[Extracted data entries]
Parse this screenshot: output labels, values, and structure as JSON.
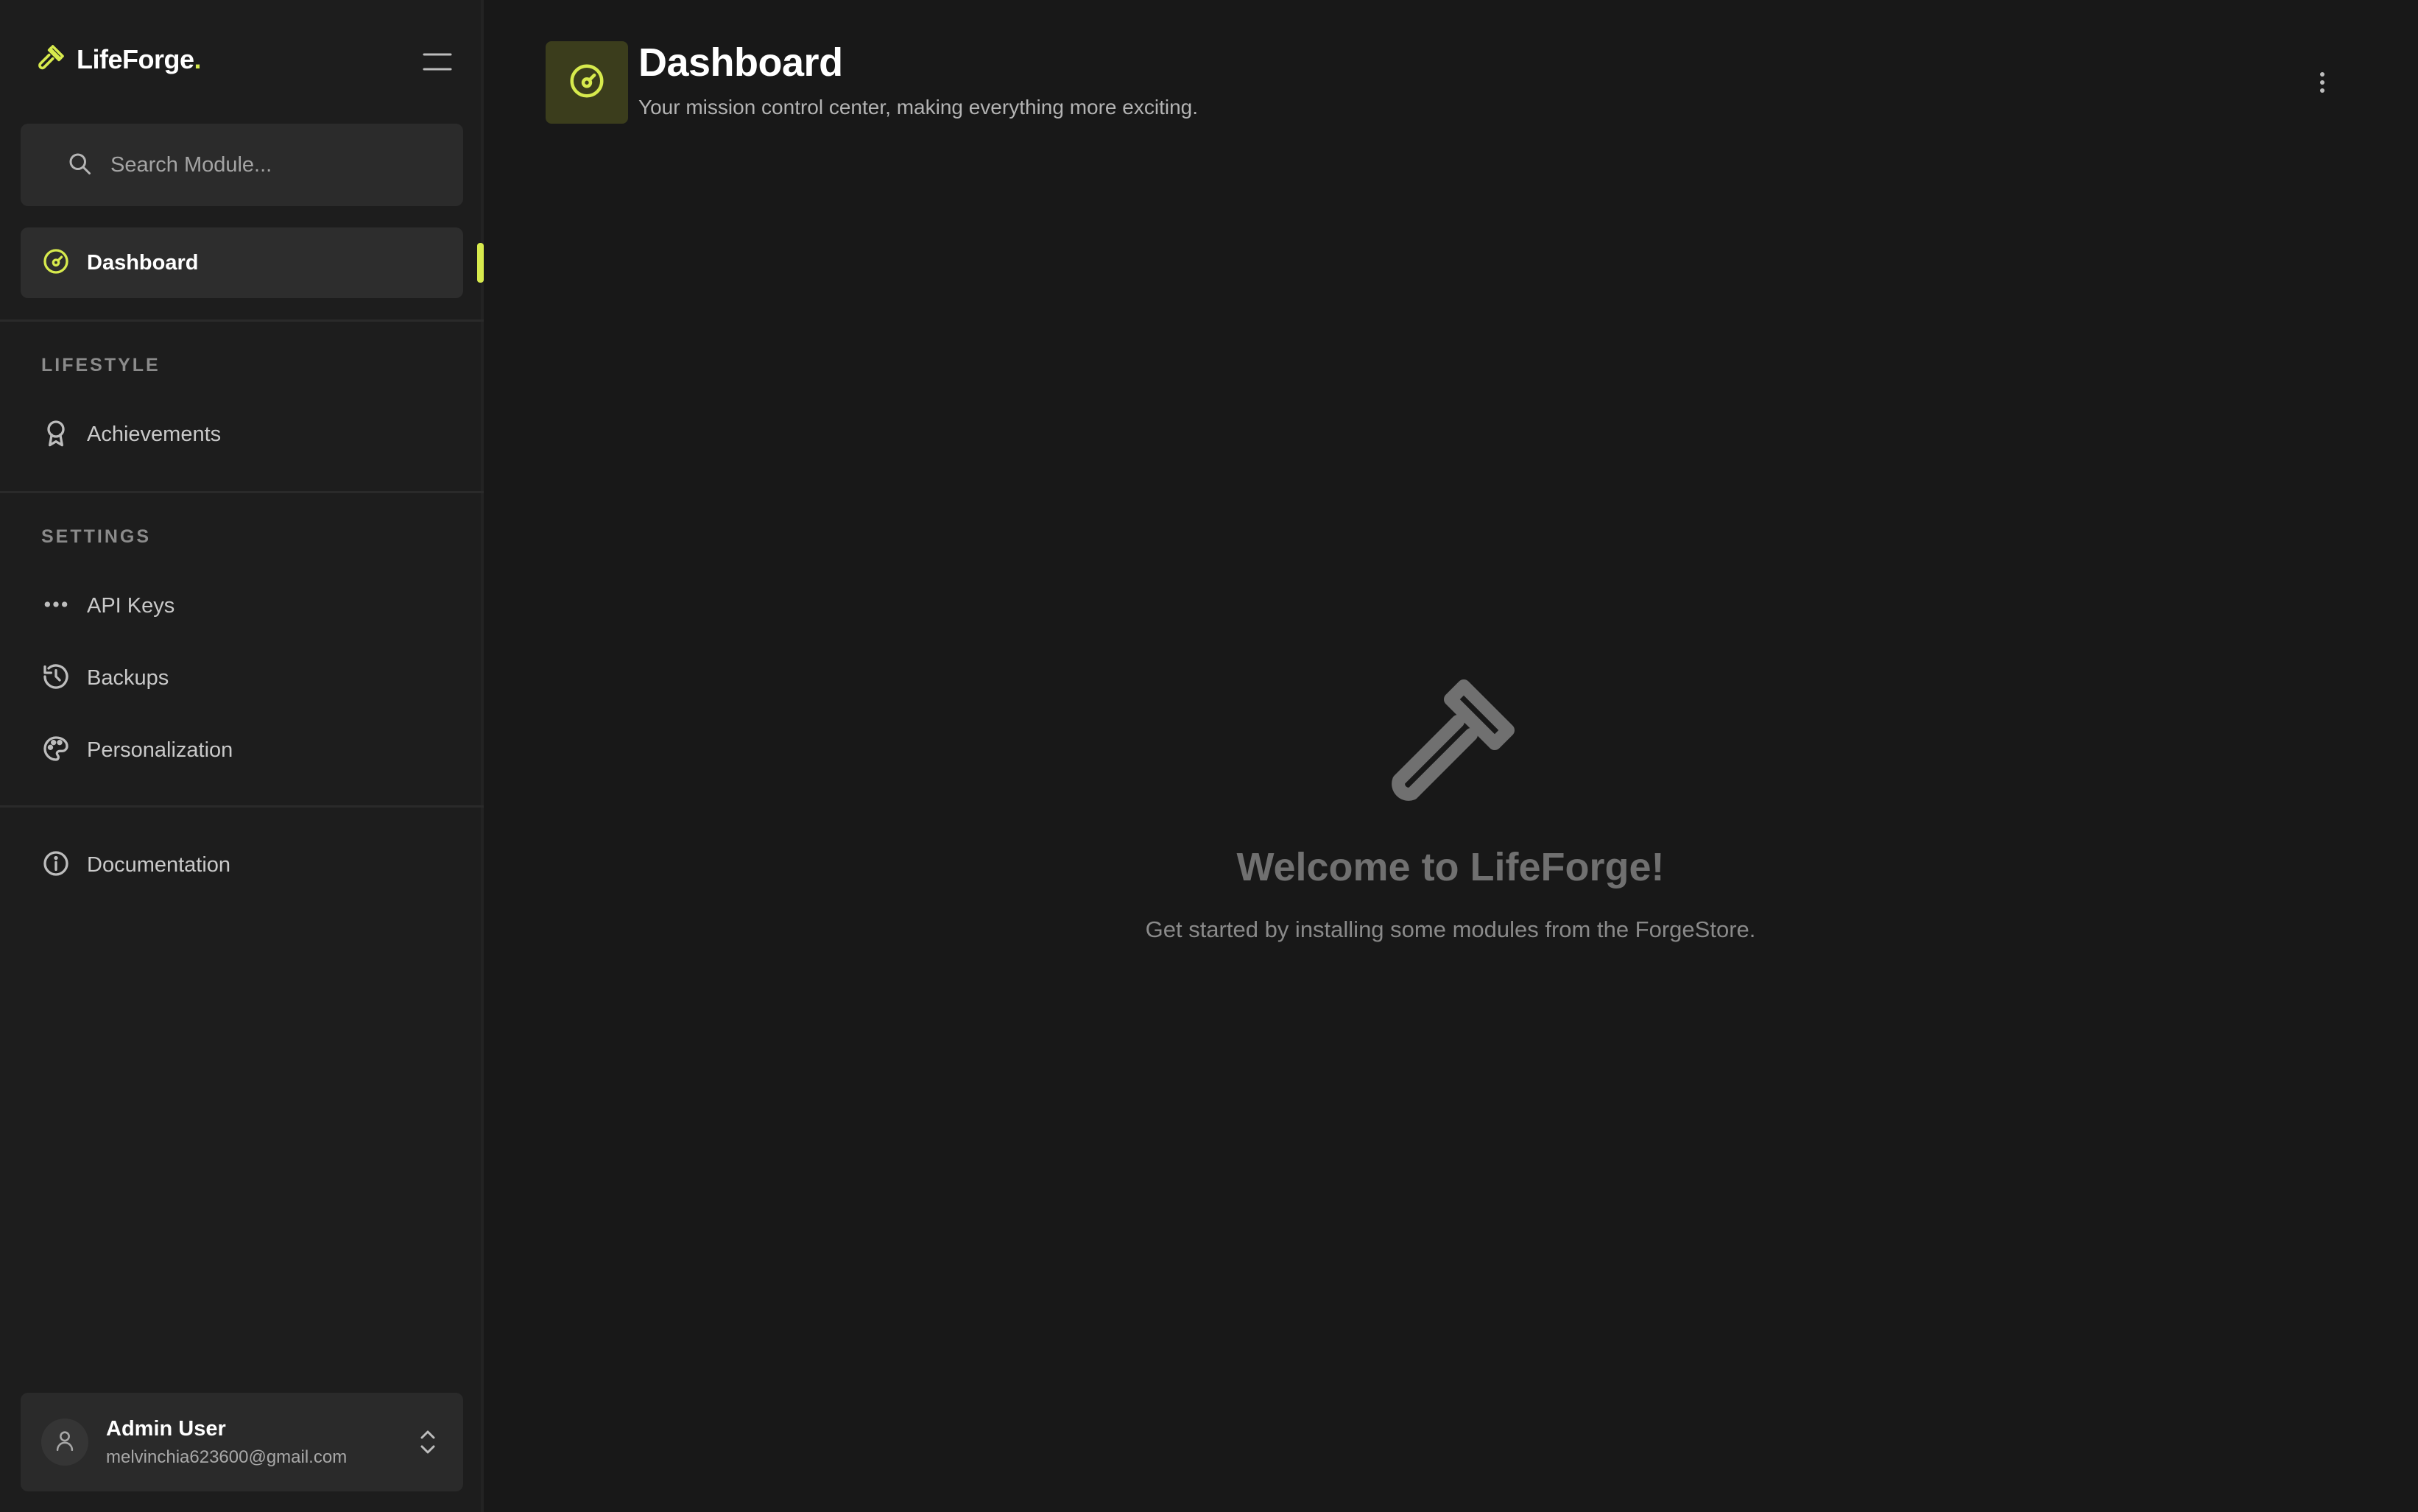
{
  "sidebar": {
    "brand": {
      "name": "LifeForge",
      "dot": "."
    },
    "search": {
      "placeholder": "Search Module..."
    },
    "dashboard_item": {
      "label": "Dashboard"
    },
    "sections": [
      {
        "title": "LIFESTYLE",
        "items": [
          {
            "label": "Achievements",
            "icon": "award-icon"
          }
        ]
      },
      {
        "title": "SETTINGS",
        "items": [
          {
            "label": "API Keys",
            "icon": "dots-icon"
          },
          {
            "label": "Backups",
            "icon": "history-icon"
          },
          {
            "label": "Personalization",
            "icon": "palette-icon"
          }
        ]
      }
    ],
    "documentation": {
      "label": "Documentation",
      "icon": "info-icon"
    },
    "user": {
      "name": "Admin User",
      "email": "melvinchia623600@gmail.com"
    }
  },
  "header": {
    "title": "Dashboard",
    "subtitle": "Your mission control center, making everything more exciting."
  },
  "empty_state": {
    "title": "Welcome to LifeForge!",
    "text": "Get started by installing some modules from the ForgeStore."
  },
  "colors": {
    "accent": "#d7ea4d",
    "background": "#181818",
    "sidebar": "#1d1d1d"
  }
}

What is being asked:
Take the listing and print it again exactly, but without any pictures.

Full response:
Parse this screenshot: output labels, values, and structure as JSON.
{
  "sidebar": {
    "brand": {
      "name": "LifeForge",
      "dot": "."
    },
    "search": {
      "placeholder": "Search Module..."
    },
    "dashboard_item": {
      "label": "Dashboard"
    },
    "sections": [
      {
        "title": "LIFESTYLE",
        "items": [
          {
            "label": "Achievements",
            "icon": "award-icon"
          }
        ]
      },
      {
        "title": "SETTINGS",
        "items": [
          {
            "label": "API Keys",
            "icon": "dots-icon"
          },
          {
            "label": "Backups",
            "icon": "history-icon"
          },
          {
            "label": "Personalization",
            "icon": "palette-icon"
          }
        ]
      }
    ],
    "documentation": {
      "label": "Documentation",
      "icon": "info-icon"
    },
    "user": {
      "name": "Admin User",
      "email": "melvinchia623600@gmail.com"
    }
  },
  "header": {
    "title": "Dashboard",
    "subtitle": "Your mission control center, making everything more exciting."
  },
  "empty_state": {
    "title": "Welcome to LifeForge!",
    "text": "Get started by installing some modules from the ForgeStore."
  },
  "colors": {
    "accent": "#d7ea4d",
    "background": "#181818",
    "sidebar": "#1d1d1d"
  }
}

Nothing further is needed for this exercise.